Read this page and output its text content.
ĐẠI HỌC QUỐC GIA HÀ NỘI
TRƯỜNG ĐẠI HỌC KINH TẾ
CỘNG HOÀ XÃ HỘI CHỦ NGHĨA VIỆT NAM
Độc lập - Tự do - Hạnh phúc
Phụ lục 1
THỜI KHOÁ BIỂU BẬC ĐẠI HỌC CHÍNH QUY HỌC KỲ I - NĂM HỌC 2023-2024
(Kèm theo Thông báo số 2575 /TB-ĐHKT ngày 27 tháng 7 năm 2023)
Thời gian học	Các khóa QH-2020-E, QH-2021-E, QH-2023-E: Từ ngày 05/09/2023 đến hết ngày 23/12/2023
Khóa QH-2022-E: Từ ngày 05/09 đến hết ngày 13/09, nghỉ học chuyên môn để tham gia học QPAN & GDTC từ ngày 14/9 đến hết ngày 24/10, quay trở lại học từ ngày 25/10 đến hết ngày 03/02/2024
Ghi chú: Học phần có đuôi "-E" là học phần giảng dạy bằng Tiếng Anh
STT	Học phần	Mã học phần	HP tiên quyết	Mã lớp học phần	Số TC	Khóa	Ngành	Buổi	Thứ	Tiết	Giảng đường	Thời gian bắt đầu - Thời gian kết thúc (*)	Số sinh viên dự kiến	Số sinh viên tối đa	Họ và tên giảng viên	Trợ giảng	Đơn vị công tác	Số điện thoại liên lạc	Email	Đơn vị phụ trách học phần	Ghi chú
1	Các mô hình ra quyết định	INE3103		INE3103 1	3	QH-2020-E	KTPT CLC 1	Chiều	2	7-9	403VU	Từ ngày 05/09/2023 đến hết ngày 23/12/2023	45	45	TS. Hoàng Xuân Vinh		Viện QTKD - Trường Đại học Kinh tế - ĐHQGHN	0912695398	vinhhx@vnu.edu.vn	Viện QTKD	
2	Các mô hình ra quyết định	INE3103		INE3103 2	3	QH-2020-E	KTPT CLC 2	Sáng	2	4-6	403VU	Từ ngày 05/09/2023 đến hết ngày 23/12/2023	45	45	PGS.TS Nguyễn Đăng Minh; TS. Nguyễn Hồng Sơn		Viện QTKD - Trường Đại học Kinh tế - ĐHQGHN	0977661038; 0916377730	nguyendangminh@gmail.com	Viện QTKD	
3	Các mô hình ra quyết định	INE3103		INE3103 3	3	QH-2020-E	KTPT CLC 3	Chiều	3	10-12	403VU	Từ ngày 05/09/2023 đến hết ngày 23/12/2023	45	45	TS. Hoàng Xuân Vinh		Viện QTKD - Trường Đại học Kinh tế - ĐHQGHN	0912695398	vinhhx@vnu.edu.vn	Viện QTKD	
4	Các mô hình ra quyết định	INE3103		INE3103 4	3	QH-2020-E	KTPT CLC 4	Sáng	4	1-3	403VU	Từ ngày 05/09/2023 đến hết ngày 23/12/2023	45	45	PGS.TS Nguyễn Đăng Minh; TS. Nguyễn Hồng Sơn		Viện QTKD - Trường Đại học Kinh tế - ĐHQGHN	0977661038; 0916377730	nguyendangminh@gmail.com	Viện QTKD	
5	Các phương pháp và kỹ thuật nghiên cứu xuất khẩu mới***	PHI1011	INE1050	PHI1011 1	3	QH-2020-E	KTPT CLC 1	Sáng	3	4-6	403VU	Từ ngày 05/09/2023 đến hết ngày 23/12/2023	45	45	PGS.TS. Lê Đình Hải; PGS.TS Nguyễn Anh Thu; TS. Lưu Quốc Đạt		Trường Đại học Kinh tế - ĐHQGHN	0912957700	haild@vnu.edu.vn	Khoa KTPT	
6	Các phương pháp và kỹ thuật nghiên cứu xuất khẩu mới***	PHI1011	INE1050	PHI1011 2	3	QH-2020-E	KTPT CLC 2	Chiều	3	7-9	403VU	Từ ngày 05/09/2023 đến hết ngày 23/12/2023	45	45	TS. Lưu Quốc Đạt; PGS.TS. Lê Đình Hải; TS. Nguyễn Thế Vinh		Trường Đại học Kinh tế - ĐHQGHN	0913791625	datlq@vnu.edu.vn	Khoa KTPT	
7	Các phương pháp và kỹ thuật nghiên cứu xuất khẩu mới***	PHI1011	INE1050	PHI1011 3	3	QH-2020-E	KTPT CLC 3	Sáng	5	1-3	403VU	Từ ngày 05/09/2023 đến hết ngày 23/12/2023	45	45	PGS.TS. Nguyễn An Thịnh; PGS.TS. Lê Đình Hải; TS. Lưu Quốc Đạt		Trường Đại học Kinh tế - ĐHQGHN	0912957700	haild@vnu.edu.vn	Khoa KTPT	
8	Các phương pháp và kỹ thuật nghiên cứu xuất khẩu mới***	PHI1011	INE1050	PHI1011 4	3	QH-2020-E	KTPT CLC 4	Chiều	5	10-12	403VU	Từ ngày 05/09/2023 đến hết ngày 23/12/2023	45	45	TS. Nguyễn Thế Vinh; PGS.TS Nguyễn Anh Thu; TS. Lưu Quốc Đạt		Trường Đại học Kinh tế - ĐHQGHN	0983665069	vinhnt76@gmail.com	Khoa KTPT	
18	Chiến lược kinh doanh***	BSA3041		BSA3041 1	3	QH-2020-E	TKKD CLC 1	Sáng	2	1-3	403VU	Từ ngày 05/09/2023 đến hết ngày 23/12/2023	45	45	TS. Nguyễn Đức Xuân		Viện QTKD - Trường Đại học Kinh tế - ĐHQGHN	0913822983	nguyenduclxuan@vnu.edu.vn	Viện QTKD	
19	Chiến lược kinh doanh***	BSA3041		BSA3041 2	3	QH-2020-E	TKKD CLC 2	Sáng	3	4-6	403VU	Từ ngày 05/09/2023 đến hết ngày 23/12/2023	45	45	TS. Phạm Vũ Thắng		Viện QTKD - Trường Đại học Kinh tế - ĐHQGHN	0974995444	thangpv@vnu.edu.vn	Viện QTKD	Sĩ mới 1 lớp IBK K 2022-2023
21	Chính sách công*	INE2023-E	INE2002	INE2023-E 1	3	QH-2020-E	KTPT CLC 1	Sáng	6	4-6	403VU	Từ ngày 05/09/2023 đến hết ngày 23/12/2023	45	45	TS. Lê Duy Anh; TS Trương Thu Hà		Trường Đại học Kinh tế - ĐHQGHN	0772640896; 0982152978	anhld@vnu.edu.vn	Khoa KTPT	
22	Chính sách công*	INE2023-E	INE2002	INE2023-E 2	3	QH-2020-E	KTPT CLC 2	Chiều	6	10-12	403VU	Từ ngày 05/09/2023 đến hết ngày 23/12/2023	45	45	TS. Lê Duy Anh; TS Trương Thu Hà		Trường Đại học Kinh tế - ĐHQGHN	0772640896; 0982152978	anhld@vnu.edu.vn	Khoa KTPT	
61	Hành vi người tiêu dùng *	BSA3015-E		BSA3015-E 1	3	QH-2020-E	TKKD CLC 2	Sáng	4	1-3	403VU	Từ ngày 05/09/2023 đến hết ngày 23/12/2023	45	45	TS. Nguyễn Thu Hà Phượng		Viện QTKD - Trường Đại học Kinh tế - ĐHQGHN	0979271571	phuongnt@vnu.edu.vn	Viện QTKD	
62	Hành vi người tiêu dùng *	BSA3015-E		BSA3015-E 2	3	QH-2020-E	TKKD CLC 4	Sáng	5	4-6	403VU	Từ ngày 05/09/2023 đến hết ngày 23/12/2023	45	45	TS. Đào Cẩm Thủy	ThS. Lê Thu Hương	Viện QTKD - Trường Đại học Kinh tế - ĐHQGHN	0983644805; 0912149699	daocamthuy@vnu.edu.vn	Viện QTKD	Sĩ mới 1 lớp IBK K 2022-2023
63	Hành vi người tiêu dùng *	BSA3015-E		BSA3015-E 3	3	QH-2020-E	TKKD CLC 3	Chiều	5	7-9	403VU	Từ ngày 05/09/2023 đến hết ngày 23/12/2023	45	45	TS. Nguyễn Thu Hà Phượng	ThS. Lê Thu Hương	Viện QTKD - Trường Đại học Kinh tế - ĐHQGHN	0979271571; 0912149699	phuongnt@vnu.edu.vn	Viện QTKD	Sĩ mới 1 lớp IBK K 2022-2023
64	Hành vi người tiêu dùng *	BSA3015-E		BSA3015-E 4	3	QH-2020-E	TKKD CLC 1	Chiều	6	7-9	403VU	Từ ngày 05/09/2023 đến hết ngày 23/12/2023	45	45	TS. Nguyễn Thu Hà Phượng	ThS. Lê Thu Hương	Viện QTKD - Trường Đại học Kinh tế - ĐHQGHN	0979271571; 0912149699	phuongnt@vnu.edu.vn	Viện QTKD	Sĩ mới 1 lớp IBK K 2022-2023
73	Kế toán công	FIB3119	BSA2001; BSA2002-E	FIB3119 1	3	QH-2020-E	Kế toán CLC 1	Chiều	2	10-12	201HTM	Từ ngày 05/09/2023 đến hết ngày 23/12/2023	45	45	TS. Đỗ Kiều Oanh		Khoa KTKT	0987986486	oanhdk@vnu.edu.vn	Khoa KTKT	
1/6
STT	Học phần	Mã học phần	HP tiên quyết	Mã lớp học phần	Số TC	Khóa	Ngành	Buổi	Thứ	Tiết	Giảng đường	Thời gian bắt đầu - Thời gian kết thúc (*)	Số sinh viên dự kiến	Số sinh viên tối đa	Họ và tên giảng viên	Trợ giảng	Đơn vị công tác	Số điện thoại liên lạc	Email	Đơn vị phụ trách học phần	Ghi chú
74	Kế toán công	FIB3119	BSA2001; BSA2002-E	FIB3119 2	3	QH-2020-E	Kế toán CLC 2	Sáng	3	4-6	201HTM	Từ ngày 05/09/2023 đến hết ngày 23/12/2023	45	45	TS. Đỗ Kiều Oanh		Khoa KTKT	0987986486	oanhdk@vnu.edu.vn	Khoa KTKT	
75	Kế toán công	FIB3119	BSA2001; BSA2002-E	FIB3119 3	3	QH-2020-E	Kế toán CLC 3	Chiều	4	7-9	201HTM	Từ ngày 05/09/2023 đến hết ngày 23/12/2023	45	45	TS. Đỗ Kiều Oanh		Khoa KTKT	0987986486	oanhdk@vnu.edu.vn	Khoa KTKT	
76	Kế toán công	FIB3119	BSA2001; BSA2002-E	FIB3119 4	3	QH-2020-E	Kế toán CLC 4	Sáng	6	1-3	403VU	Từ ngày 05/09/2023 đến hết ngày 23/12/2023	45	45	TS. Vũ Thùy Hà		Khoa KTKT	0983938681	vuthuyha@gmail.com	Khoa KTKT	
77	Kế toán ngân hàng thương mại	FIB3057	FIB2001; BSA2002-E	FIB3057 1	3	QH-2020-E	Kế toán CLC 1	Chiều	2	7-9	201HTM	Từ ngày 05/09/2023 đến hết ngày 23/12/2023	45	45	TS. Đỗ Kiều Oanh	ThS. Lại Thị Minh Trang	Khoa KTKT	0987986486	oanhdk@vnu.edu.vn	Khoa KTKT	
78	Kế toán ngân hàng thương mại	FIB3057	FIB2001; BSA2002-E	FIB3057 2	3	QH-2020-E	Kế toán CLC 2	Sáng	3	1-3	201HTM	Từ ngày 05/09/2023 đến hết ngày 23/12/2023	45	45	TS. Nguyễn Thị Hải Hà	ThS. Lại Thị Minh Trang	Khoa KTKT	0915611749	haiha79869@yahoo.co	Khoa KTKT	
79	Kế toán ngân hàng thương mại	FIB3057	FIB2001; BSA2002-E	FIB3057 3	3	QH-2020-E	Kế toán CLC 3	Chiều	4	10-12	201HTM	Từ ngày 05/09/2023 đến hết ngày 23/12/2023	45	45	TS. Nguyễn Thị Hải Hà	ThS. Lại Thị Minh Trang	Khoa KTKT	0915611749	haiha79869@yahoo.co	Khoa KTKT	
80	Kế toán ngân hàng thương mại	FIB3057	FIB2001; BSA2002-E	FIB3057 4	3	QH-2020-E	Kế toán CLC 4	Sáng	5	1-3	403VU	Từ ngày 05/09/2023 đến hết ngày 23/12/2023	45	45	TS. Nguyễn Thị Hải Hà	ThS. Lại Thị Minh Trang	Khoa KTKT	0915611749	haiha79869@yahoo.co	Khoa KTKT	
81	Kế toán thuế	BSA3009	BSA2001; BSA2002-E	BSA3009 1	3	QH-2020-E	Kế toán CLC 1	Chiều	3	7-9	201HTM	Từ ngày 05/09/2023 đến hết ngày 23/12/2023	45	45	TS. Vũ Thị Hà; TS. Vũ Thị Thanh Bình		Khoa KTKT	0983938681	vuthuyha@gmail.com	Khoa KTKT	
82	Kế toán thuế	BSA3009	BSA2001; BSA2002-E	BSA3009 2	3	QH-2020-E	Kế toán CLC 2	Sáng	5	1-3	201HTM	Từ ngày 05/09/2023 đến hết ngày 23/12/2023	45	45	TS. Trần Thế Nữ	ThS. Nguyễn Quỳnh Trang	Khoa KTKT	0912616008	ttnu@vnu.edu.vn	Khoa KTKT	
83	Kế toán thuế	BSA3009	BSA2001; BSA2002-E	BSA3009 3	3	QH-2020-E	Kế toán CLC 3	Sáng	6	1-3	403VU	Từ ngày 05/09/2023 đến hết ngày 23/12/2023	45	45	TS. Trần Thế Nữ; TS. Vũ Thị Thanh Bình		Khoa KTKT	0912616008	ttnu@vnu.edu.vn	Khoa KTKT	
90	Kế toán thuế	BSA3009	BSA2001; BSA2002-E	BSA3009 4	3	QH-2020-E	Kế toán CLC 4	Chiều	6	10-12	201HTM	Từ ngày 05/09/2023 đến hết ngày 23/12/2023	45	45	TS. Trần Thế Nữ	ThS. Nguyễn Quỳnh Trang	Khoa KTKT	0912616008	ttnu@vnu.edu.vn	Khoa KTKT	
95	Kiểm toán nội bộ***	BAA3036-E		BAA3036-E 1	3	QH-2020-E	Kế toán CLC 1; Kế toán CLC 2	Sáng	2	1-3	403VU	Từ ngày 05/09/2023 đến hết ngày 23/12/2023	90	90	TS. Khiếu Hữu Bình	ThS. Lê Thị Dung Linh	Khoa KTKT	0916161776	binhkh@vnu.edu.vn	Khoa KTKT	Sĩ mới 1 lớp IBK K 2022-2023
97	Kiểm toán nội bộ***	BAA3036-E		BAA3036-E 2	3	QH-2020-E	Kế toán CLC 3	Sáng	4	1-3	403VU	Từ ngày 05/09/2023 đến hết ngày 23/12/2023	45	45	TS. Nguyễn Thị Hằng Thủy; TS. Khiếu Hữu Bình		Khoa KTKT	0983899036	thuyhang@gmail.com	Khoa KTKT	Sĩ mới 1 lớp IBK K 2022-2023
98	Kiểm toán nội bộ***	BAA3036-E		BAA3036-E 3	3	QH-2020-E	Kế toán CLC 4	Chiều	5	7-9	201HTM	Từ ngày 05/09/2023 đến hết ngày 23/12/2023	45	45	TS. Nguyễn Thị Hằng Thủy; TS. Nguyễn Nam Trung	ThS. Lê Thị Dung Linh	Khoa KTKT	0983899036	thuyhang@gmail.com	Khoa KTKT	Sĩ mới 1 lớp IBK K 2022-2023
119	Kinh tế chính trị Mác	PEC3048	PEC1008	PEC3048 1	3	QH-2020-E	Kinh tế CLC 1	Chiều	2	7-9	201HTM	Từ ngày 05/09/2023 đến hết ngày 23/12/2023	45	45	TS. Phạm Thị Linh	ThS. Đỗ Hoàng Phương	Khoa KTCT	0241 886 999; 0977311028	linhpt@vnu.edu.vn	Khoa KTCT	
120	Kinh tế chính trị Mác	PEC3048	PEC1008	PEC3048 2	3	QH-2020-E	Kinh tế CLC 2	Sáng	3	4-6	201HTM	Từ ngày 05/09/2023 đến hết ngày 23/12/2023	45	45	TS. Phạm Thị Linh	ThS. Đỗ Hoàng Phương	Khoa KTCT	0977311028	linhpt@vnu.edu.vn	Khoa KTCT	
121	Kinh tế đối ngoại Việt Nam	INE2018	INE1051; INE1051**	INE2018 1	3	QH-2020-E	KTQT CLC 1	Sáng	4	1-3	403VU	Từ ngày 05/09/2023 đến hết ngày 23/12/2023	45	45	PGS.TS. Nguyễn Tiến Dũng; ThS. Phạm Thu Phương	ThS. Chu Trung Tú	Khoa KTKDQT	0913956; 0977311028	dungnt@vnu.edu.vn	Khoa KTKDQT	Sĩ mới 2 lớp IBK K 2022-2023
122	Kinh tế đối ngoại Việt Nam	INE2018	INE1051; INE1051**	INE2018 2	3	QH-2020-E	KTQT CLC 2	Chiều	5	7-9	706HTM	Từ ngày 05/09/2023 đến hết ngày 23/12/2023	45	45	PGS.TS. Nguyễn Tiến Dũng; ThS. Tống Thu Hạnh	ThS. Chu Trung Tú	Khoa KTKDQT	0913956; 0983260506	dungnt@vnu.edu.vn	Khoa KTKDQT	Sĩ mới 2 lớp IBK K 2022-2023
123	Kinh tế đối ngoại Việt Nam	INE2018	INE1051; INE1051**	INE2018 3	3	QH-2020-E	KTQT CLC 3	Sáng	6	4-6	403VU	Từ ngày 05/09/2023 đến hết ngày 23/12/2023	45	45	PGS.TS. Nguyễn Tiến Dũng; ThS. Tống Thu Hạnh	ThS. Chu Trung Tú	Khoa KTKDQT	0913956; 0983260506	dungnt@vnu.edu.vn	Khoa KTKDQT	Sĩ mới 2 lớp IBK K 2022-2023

- **Exercise directions**: In the entries above, find lines with "Thanh" and copy each.

- **Response to the task**:
81	Kế toán thuế	BSA3009	BSA2001; BSA2002-E	BSA3009 1	3	QH-2020-E	Kế toán CLC 1	Chiều	3	7-9	201HTM	Từ ngày 05/09/2023 đến hết ngày 23/12/2023	45	45	TS. Vũ Thị Hà; TS. Vũ Thị Thanh Bình		Khoa KTKT	0983938681	vuthuyha@gmail.com	Khoa KTKT	
83	Kế toán thuế	BSA3009	BSA2001; BSA2002-E	BSA3009 3	3	QH-2020-E	Kế toán CLC 3	Sáng	6	1-3	403VU	Từ ngày 05/09/2023 đến hết ngày 23/12/2023	45	45	TS. Trần Thế Nữ; TS. Vũ Thị Thanh Bình		Khoa KTKT	0912616008	ttnu@vnu.edu.vn	Khoa KTKT	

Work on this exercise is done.